____ Task input

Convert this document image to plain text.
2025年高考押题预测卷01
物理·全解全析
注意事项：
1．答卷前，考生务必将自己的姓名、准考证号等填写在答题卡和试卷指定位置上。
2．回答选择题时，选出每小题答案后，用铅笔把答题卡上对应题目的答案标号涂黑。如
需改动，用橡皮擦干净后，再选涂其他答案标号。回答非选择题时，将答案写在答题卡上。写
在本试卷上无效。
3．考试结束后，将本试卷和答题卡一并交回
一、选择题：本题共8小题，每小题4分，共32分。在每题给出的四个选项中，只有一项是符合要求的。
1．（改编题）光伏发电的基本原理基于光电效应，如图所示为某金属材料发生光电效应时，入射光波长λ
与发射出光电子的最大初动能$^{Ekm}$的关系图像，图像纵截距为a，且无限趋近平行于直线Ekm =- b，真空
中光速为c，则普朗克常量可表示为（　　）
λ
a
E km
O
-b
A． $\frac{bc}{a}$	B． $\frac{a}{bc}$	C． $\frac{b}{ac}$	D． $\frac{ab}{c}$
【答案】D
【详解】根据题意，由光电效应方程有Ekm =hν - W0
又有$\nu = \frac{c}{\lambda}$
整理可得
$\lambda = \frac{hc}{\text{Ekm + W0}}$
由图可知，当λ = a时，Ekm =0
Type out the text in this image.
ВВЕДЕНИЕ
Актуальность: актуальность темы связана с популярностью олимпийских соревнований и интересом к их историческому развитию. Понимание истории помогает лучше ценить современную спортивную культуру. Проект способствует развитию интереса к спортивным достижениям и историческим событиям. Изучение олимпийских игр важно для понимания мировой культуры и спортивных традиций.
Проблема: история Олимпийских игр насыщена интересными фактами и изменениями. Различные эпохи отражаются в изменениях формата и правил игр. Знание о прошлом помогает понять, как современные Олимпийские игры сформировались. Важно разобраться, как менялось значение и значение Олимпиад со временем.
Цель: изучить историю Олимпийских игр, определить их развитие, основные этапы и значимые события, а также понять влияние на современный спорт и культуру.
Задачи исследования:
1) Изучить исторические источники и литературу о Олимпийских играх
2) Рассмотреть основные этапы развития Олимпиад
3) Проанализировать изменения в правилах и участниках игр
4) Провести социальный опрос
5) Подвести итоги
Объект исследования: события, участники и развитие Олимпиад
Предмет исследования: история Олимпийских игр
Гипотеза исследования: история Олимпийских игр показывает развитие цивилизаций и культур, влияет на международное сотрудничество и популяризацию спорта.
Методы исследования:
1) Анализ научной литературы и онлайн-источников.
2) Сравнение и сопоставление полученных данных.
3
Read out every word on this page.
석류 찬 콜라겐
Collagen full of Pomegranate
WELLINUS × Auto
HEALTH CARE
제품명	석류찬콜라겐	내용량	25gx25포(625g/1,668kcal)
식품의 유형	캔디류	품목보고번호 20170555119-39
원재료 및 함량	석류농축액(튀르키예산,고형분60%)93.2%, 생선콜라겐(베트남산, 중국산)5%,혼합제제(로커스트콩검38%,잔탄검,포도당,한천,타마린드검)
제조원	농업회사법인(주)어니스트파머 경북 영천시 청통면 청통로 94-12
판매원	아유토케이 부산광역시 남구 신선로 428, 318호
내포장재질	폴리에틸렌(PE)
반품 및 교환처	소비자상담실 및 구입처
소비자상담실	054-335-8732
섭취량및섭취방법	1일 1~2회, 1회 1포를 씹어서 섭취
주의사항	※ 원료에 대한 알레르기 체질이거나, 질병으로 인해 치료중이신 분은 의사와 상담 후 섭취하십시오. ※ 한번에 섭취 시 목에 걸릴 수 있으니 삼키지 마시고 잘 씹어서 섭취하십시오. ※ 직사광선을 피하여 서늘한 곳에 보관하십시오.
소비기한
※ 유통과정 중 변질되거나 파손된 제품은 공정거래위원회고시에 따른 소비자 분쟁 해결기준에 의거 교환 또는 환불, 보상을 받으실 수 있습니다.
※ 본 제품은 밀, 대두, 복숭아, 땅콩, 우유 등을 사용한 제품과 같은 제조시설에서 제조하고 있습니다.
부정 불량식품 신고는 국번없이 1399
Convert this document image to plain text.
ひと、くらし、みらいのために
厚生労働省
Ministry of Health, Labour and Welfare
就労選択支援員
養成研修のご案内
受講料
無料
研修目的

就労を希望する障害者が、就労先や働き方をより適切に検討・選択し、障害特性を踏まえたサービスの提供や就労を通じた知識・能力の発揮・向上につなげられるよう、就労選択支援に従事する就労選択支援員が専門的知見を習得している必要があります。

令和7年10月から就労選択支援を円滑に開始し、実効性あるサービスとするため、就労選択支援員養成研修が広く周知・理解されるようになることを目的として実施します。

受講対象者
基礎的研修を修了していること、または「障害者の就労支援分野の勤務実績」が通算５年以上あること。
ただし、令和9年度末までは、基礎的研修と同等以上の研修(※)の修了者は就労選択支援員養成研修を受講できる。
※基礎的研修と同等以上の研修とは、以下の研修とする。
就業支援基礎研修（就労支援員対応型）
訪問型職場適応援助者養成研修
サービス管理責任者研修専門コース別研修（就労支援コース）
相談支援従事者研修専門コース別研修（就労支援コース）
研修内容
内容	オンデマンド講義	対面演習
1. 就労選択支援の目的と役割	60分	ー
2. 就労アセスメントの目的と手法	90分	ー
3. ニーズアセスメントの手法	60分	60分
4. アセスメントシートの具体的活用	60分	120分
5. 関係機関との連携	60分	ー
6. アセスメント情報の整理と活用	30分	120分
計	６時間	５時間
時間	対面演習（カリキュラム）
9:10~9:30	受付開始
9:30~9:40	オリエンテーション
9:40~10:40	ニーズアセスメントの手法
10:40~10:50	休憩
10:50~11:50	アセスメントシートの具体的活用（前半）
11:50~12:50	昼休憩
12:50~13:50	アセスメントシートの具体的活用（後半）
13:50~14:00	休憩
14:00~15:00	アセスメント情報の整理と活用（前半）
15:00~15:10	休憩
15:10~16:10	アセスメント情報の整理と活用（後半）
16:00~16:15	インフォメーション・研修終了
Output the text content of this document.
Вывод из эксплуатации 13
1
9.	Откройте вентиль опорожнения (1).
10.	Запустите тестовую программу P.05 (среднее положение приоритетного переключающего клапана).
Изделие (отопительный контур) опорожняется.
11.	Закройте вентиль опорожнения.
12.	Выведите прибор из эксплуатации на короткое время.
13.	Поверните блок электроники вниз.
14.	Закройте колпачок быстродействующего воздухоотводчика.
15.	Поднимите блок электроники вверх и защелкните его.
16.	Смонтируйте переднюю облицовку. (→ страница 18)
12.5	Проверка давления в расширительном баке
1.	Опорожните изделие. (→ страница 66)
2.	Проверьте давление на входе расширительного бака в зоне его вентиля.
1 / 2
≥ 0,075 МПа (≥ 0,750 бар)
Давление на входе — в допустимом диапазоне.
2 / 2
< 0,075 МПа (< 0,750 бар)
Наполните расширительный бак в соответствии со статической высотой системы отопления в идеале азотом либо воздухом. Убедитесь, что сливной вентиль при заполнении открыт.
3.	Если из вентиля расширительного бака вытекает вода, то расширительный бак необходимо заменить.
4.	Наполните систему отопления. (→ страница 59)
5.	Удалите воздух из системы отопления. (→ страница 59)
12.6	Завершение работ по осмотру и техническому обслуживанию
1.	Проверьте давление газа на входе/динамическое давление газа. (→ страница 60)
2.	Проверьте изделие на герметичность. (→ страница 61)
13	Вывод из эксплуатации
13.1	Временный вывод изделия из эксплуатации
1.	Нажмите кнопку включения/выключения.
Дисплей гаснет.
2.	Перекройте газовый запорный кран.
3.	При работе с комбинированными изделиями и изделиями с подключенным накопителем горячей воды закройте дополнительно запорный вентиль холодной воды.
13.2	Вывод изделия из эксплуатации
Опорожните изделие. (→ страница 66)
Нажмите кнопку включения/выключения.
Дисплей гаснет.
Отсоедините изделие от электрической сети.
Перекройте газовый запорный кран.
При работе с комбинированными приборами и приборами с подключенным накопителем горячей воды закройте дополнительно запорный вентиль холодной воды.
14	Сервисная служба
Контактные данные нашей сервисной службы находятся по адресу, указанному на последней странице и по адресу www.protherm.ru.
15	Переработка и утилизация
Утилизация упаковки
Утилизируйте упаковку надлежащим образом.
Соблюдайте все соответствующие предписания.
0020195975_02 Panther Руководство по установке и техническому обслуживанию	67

________

Short exercise:
Look above for every line with the word "техническому" and copy it.

Task answer:
12.6	Завершение работ по осмотру и техническому обслуживанию
0020195975_02 Panther Руководство по установке и техническому обслуживанию	67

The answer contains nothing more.